• Job: With the pictures left out, copy the listing below exactly.

Dataset records on visual material
══════
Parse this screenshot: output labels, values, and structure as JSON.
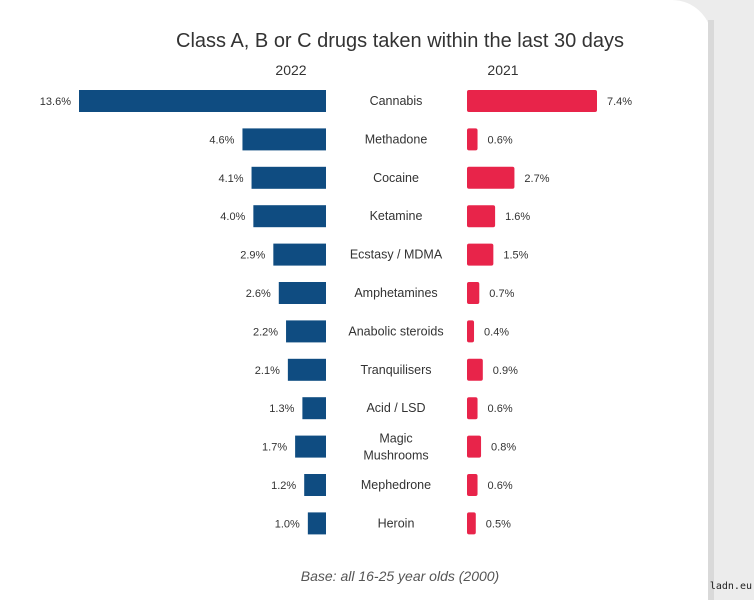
{
  "colors": {
    "left_series": "#0f4c81",
    "right_series": "#e8244a"
  },
  "watermark": "ladn.eu",
  "chart_data": {
    "type": "bar",
    "orientation": "horizontal-butterfly",
    "title": "Class A, B or C drugs taken within the last 30 days",
    "footnote": "Base: all 16-25 year olds (2000)",
    "categories": [
      [
        "Cannabis"
      ],
      [
        "Methadone"
      ],
      [
        "Cocaine"
      ],
      [
        "Ketamine"
      ],
      [
        "Ecstasy / MDMA"
      ],
      [
        "Amphetamines"
      ],
      [
        "Anabolic steroids"
      ],
      [
        "Tranquilisers"
      ],
      [
        "Acid / LSD"
      ],
      [
        "Magic",
        "Mushrooms"
      ],
      [
        "Mephedrone"
      ],
      [
        "Heroin"
      ]
    ],
    "series": [
      {
        "name": "2022",
        "values": [
          13.6,
          4.6,
          4.1,
          4.0,
          2.9,
          2.6,
          2.2,
          2.1,
          1.3,
          1.7,
          1.2,
          1.0
        ],
        "labels": [
          "13.6%",
          "4.6%",
          "4.1%",
          "4.0%",
          "2.9%",
          "2.6%",
          "2.2%",
          "2.1%",
          "1.3%",
          "1.7%",
          "1.2%",
          "1.0%"
        ]
      },
      {
        "name": "2021",
        "values": [
          7.4,
          0.6,
          2.7,
          1.6,
          1.5,
          0.7,
          0.4,
          0.9,
          0.6,
          0.8,
          0.6,
          0.5
        ],
        "labels": [
          "7.4%",
          "0.6%",
          "2.7%",
          "1.6%",
          "1.5%",
          "0.7%",
          "0.4%",
          "0.9%",
          "0.6%",
          "0.8%",
          "0.6%",
          "0.5%"
        ]
      }
    ],
    "unit": "%",
    "grid": false
  }
}
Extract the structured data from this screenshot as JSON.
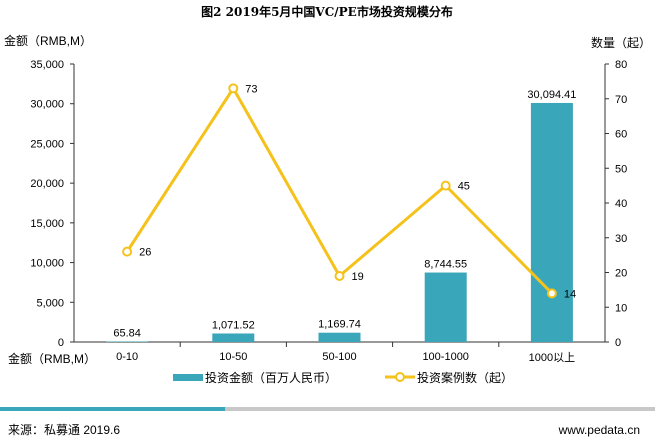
{
  "chart_data": {
    "type": "bar+line",
    "title": "图2 2019年5月中国VC/PE市场投资规模分布",
    "ylabel_left": "金额（RMB,M）",
    "ylabel_right": "数量（起）",
    "xlabel": "金额（RMB,M）",
    "categories": [
      "0-10",
      "10-50",
      "50-100",
      "100-1000",
      "1000以上"
    ],
    "ylim_left": [
      0,
      35000
    ],
    "yticks_left": [
      "0",
      "5,000",
      "10,000",
      "15,000",
      "20,000",
      "25,000",
      "30,000",
      "35,000"
    ],
    "ylim_right": [
      0,
      80
    ],
    "yticks_right": [
      "0",
      "10",
      "20",
      "30",
      "40",
      "50",
      "60",
      "70",
      "80"
    ],
    "series": [
      {
        "name": "投资金额（百万人民币）",
        "type": "bar",
        "axis": "left",
        "values": [
          65.84,
          1071.52,
          1169.74,
          8744.55,
          30094.41
        ],
        "labels": [
          "65.84",
          "1,071.52",
          "1,169.74",
          "8,744.55",
          "30,094.41"
        ],
        "color": "#3aa6b9"
      },
      {
        "name": "投资案例数（起）",
        "type": "line",
        "axis": "right",
        "values": [
          26,
          73,
          19,
          45,
          14
        ],
        "labels": [
          "26",
          "73",
          "19",
          "45",
          "14"
        ],
        "color": "#f5c21b"
      }
    ],
    "legend": "bottom"
  },
  "footer": {
    "source": "来源：私募通 2019.6",
    "website": "www.pedata.cn"
  }
}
══════
• Expected output:
Parse this screenshot: output labels, values, and structure as JSON.
{
  "colors": {
    "left_series": "#0f4c81",
    "right_series": "#e8244a"
  },
  "watermark": "ladn.eu",
  "chart_data": {
    "type": "bar",
    "orientation": "horizontal-butterfly",
    "title": "Class A, B or C drugs taken within the last 30 days",
    "footnote": "Base: all 16-25 year olds (2000)",
    "categories": [
      [
        "Cannabis"
      ],
      [
        "Methadone"
      ],
      [
        "Cocaine"
      ],
      [
        "Ketamine"
      ],
      [
        "Ecstasy / MDMA"
      ],
      [
        "Amphetamines"
      ],
      [
        "Anabolic steroids"
      ],
      [
        "Tranquilisers"
      ],
      [
        "Acid / LSD"
      ],
      [
        "Magic",
        "Mushrooms"
      ],
      [
        "Mephedrone"
      ],
      [
        "Heroin"
      ]
    ],
    "series": [
      {
        "name": "2022",
        "values": [
          13.6,
          4.6,
          4.1,
          4.0,
          2.9,
          2.6,
          2.2,
          2.1,
          1.3,
          1.7,
          1.2,
          1.0
        ],
        "labels": [
          "13.6%",
          "4.6%",
          "4.1%",
          "4.0%",
          "2.9%",
          "2.6%",
          "2.2%",
          "2.1%",
          "1.3%",
          "1.7%",
          "1.2%",
          "1.0%"
        ]
      },
      {
        "name": "2021",
        "values": [
          7.4,
          0.6,
          2.7,
          1.6,
          1.5,
          0.7,
          0.4,
          0.9,
          0.6,
          0.8,
          0.6,
          0.5
        ],
        "labels": [
          "7.4%",
          "0.6%",
          "2.7%",
          "1.6%",
          "1.5%",
          "0.7%",
          "0.4%",
          "0.9%",
          "0.6%",
          "0.8%",
          "0.6%",
          "0.5%"
        ]
      }
    ],
    "unit": "%",
    "grid": false
  }
}
Extract the structured data from this screenshot as JSON.
{
  "chart_data": {
    "type": "bar+line",
    "title": "图2 2019年5月中国VC/PE市场投资规模分布",
    "ylabel_left": "金额（RMB,M）",
    "ylabel_right": "数量（起）",
    "xlabel": "金额（RMB,M）",
    "categories": [
      "0-10",
      "10-50",
      "50-100",
      "100-1000",
      "1000以上"
    ],
    "ylim_left": [
      0,
      35000
    ],
    "yticks_left": [
      "0",
      "5,000",
      "10,000",
      "15,000",
      "20,000",
      "25,000",
      "30,000",
      "35,000"
    ],
    "ylim_right": [
      0,
      80
    ],
    "yticks_right": [
      "0",
      "10",
      "20",
      "30",
      "40",
      "50",
      "60",
      "70",
      "80"
    ],
    "series": [
      {
        "name": "投资金额（百万人民币）",
        "type": "bar",
        "axis": "left",
        "values": [
          65.84,
          1071.52,
          1169.74,
          8744.55,
          30094.41
        ],
        "labels": [
          "65.84",
          "1,071.52",
          "1,169.74",
          "8,744.55",
          "30,094.41"
        ],
        "color": "#3aa6b9"
      },
      {
        "name": "投资案例数（起）",
        "type": "line",
        "axis": "right",
        "values": [
          26,
          73,
          19,
          45,
          14
        ],
        "labels": [
          "26",
          "73",
          "19",
          "45",
          "14"
        ],
        "color": "#f5c21b"
      }
    ],
    "legend": "bottom"
  },
  "footer": {
    "source": "来源：私募通 2019.6",
    "website": "www.pedata.cn"
  }
}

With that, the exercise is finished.